Short exercise: Each entry that follows is to be retyped exactly. Pictures do not belong in the copy.

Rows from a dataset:
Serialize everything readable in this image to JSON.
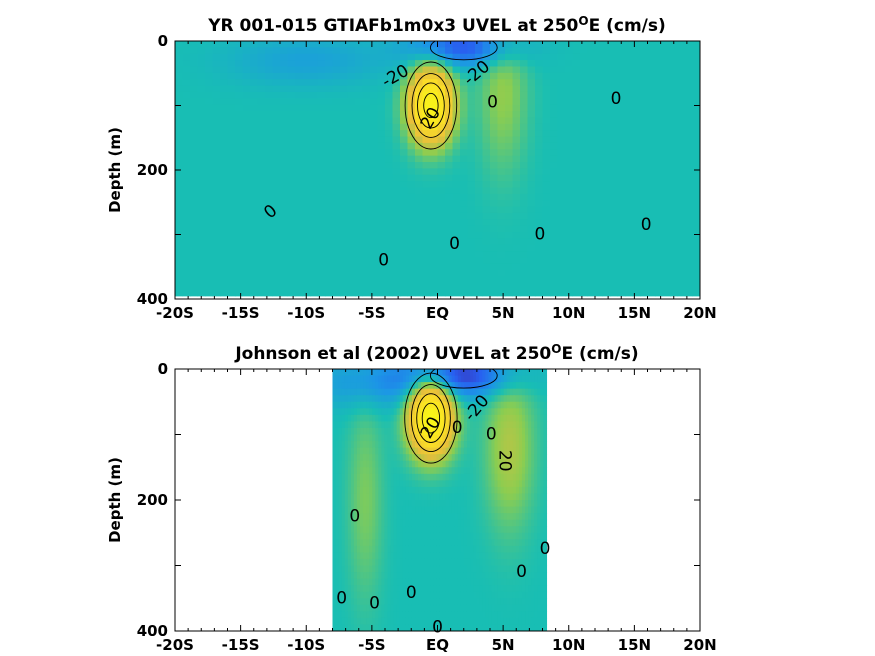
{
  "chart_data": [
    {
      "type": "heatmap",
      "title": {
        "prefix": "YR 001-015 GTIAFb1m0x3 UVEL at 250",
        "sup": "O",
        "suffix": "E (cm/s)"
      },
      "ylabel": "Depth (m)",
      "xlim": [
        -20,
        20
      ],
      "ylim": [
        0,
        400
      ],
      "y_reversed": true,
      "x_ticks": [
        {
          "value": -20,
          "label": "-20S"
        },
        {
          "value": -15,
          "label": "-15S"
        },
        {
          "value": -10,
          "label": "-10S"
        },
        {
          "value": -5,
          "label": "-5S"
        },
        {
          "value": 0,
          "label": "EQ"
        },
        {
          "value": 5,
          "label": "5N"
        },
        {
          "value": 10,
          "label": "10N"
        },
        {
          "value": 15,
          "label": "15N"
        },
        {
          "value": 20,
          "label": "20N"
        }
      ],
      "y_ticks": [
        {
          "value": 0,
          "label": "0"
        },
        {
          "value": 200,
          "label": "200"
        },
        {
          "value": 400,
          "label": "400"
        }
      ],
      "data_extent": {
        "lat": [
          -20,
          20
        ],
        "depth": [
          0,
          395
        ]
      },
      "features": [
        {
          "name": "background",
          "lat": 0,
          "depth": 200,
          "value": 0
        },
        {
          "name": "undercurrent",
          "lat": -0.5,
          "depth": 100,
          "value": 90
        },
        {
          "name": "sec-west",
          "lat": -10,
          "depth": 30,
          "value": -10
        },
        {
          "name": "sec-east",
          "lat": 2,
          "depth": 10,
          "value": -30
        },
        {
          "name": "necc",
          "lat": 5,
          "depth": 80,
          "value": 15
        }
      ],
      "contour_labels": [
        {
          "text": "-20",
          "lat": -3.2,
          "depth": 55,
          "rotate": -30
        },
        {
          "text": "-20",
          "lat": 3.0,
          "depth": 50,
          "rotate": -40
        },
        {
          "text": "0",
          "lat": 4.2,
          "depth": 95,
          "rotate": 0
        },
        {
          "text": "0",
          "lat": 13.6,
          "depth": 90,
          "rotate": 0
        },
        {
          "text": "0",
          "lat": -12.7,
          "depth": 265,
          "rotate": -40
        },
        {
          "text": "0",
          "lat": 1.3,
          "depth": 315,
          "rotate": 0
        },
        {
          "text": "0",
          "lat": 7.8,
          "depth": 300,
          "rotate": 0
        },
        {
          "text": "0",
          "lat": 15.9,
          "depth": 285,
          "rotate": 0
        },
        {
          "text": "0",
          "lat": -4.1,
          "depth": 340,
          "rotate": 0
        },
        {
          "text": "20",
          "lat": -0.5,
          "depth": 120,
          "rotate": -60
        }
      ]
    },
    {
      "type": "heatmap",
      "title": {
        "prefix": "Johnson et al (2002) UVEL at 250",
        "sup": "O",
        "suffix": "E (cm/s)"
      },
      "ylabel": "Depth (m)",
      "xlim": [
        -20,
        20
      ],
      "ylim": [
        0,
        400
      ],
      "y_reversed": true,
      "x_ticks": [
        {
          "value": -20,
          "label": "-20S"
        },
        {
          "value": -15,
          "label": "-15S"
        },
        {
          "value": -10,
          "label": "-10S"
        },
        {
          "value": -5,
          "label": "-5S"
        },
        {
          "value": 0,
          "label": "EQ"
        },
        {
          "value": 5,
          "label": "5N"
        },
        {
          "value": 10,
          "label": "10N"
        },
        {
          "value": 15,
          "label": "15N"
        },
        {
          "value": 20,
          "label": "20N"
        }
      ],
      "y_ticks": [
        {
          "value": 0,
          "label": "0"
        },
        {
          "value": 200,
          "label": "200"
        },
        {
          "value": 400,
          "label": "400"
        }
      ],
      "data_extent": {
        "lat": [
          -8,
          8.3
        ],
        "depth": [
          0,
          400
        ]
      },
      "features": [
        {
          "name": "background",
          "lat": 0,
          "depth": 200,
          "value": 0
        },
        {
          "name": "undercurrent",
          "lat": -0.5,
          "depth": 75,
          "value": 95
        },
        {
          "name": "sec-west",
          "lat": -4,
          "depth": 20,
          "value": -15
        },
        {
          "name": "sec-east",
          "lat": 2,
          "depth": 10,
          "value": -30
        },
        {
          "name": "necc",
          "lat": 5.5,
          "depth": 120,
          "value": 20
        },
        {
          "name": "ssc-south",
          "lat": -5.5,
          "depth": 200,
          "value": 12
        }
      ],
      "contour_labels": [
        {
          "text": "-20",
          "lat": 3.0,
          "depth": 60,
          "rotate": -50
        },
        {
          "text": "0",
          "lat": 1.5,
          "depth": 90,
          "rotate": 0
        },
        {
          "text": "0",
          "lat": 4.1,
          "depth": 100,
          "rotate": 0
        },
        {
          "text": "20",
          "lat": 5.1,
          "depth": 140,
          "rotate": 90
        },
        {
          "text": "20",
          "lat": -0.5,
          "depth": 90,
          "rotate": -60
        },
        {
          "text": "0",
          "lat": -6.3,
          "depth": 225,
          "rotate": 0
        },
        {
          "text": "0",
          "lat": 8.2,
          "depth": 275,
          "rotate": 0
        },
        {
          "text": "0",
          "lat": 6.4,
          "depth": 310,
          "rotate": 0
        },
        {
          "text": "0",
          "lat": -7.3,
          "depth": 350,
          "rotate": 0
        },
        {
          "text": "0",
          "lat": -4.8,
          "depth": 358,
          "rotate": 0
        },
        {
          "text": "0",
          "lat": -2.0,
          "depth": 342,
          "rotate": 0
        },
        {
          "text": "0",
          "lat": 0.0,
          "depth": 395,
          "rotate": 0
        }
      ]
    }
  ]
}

Written response:
Serialize everything readable in this image to JSON.
{
  "chart_data": [
    {
      "type": "heatmap",
      "title": {
        "prefix": "YR 001-015 GTIAFb1m0x3 UVEL at 250",
        "sup": "O",
        "suffix": "E (cm/s)"
      },
      "ylabel": "Depth (m)",
      "xlim": [
        -20,
        20
      ],
      "ylim": [
        0,
        400
      ],
      "y_reversed": true,
      "x_ticks": [
        {
          "value": -20,
          "label": "-20S"
        },
        {
          "value": -15,
          "label": "-15S"
        },
        {
          "value": -10,
          "label": "-10S"
        },
        {
          "value": -5,
          "label": "-5S"
        },
        {
          "value": 0,
          "label": "EQ"
        },
        {
          "value": 5,
          "label": "5N"
        },
        {
          "value": 10,
          "label": "10N"
        },
        {
          "value": 15,
          "label": "15N"
        },
        {
          "value": 20,
          "label": "20N"
        }
      ],
      "y_ticks": [
        {
          "value": 0,
          "label": "0"
        },
        {
          "value": 200,
          "label": "200"
        },
        {
          "value": 400,
          "label": "400"
        }
      ],
      "data_extent": {
        "lat": [
          -20,
          20
        ],
        "depth": [
          0,
          395
        ]
      },
      "features": [
        {
          "name": "background",
          "lat": 0,
          "depth": 200,
          "value": 0
        },
        {
          "name": "undercurrent",
          "lat": -0.5,
          "depth": 100,
          "value": 90
        },
        {
          "name": "sec-west",
          "lat": -10,
          "depth": 30,
          "value": -10
        },
        {
          "name": "sec-east",
          "lat": 2,
          "depth": 10,
          "value": -30
        },
        {
          "name": "necc",
          "lat": 5,
          "depth": 80,
          "value": 15
        }
      ],
      "contour_labels": [
        {
          "text": "-20",
          "lat": -3.2,
          "depth": 55,
          "rotate": -30
        },
        {
          "text": "-20",
          "lat": 3.0,
          "depth": 50,
          "rotate": -40
        },
        {
          "text": "0",
          "lat": 4.2,
          "depth": 95,
          "rotate": 0
        },
        {
          "text": "0",
          "lat": 13.6,
          "depth": 90,
          "rotate": 0
        },
        {
          "text": "0",
          "lat": -12.7,
          "depth": 265,
          "rotate": -40
        },
        {
          "text": "0",
          "lat": 1.3,
          "depth": 315,
          "rotate": 0
        },
        {
          "text": "0",
          "lat": 7.8,
          "depth": 300,
          "rotate": 0
        },
        {
          "text": "0",
          "lat": 15.9,
          "depth": 285,
          "rotate": 0
        },
        {
          "text": "0",
          "lat": -4.1,
          "depth": 340,
          "rotate": 0
        },
        {
          "text": "20",
          "lat": -0.5,
          "depth": 120,
          "rotate": -60
        }
      ]
    },
    {
      "type": "heatmap",
      "title": {
        "prefix": "Johnson et al (2002) UVEL at 250",
        "sup": "O",
        "suffix": "E (cm/s)"
      },
      "ylabel": "Depth (m)",
      "xlim": [
        -20,
        20
      ],
      "ylim": [
        0,
        400
      ],
      "y_reversed": true,
      "x_ticks": [
        {
          "value": -20,
          "label": "-20S"
        },
        {
          "value": -15,
          "label": "-15S"
        },
        {
          "value": -10,
          "label": "-10S"
        },
        {
          "value": -5,
          "label": "-5S"
        },
        {
          "value": 0,
          "label": "EQ"
        },
        {
          "value": 5,
          "label": "5N"
        },
        {
          "value": 10,
          "label": "10N"
        },
        {
          "value": 15,
          "label": "15N"
        },
        {
          "value": 20,
          "label": "20N"
        }
      ],
      "y_ticks": [
        {
          "value": 0,
          "label": "0"
        },
        {
          "value": 200,
          "label": "200"
        },
        {
          "value": 400,
          "label": "400"
        }
      ],
      "data_extent": {
        "lat": [
          -8,
          8.3
        ],
        "depth": [
          0,
          400
        ]
      },
      "features": [
        {
          "name": "background",
          "lat": 0,
          "depth": 200,
          "value": 0
        },
        {
          "name": "undercurrent",
          "lat": -0.5,
          "depth": 75,
          "value": 95
        },
        {
          "name": "sec-west",
          "lat": -4,
          "depth": 20,
          "value": -15
        },
        {
          "name": "sec-east",
          "lat": 2,
          "depth": 10,
          "value": -30
        },
        {
          "name": "necc",
          "lat": 5.5,
          "depth": 120,
          "value": 20
        },
        {
          "name": "ssc-south",
          "lat": -5.5,
          "depth": 200,
          "value": 12
        }
      ],
      "contour_labels": [
        {
          "text": "-20",
          "lat": 3.0,
          "depth": 60,
          "rotate": -50
        },
        {
          "text": "0",
          "lat": 1.5,
          "depth": 90,
          "rotate": 0
        },
        {
          "text": "0",
          "lat": 4.1,
          "depth": 100,
          "rotate": 0
        },
        {
          "text": "20",
          "lat": 5.1,
          "depth": 140,
          "rotate": 90
        },
        {
          "text": "20",
          "lat": -0.5,
          "depth": 90,
          "rotate": -60
        },
        {
          "text": "0",
          "lat": -6.3,
          "depth": 225,
          "rotate": 0
        },
        {
          "text": "0",
          "lat": 8.2,
          "depth": 275,
          "rotate": 0
        },
        {
          "text": "0",
          "lat": 6.4,
          "depth": 310,
          "rotate": 0
        },
        {
          "text": "0",
          "lat": -7.3,
          "depth": 350,
          "rotate": 0
        },
        {
          "text": "0",
          "lat": -4.8,
          "depth": 358,
          "rotate": 0
        },
        {
          "text": "0",
          "lat": -2.0,
          "depth": 342,
          "rotate": 0
        },
        {
          "text": "0",
          "lat": 0.0,
          "depth": 395,
          "rotate": 0
        }
      ]
    }
  ]
}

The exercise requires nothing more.